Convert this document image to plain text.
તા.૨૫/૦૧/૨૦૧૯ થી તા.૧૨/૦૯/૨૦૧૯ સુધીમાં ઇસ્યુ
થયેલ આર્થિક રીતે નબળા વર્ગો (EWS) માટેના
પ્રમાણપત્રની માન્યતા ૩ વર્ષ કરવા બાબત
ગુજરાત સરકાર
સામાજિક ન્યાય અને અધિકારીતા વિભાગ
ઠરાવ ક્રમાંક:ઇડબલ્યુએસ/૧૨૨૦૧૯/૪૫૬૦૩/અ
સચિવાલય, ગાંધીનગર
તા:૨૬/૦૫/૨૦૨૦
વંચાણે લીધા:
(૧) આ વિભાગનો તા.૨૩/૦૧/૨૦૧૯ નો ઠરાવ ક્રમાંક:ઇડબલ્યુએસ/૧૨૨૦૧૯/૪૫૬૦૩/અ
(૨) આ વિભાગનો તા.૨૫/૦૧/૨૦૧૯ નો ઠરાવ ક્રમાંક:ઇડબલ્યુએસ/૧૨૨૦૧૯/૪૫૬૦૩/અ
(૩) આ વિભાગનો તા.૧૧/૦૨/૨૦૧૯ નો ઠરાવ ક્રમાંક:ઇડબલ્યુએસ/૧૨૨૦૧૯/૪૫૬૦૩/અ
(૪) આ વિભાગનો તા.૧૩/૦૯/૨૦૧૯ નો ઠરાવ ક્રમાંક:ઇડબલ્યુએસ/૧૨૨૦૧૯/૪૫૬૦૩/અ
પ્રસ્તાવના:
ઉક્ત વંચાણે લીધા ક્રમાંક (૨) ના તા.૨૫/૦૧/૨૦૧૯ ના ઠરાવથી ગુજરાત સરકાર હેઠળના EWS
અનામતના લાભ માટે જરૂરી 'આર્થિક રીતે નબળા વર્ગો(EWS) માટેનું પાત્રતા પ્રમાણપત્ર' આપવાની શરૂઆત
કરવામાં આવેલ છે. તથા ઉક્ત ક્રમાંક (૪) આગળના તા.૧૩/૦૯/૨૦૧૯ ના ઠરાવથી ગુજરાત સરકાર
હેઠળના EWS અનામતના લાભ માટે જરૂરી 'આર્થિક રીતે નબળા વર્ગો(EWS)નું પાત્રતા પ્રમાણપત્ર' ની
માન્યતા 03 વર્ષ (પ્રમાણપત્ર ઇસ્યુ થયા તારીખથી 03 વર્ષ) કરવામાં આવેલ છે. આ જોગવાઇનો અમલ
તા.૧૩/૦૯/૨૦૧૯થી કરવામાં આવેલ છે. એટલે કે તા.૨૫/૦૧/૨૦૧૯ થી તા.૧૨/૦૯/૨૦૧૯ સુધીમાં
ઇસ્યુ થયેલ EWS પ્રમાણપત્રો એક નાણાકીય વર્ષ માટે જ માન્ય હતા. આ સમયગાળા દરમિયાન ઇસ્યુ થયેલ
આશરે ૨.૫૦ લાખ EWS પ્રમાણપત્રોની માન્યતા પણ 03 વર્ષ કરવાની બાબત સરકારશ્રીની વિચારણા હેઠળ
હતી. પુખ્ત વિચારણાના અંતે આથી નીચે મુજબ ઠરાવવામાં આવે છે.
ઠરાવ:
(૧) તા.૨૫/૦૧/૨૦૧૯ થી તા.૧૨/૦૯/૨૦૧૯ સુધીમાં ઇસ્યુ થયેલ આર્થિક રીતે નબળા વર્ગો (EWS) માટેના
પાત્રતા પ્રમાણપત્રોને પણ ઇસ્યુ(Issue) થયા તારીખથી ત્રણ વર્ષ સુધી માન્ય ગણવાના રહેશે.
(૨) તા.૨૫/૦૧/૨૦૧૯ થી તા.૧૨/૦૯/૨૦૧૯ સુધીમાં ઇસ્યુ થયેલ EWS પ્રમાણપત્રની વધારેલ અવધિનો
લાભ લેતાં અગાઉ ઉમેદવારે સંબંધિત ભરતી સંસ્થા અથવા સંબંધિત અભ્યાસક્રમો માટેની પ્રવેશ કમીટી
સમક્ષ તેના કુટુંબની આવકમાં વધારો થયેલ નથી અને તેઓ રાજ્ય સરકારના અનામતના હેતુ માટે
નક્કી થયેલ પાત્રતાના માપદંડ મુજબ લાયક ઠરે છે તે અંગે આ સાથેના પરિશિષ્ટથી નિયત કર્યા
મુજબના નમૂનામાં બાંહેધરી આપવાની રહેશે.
#####
(Problem description):
List the lines that contain the word "ઇડબલ".

(In response):
ઠરાવ ક્રમાંક:ઇડબલ્યુએસ/૧૨૨૦૧૯/૪૫૬૦૩/અ
(૧) આ વિભાગનો તા.૨૩/૦૧/૨૦૧૯ નો ઠરાવ ક્રમાંક:ઇડબલ્યુએસ/૧૨૨૦૧૯/૪૫૬૦૩/અ
(૨) આ વિભાગનો તા.૨૫/૦૧/૨૦૧૯ નો ઠરાવ ક્રમાંક:ઇડબલ્યુએસ/૧૨૨૦૧૯/૪૫૬૦૩/અ
(૩) આ વિભાગનો તા.૧૧/૦૨/૨૦૧૯ નો ઠરાવ ક્રમાંક:ઇડબલ્યુએસ/૧૨૨૦૧૯/૪૫૬૦૩/અ
(૪) આ વિભાગનો તા.૧૩/૦૯/૨૦૧૯ નો ઠરાવ ક્રમાંક:ઇડબલ્યુએસ/૧૨૨૦૧૯/૪૫૬૦૩/અ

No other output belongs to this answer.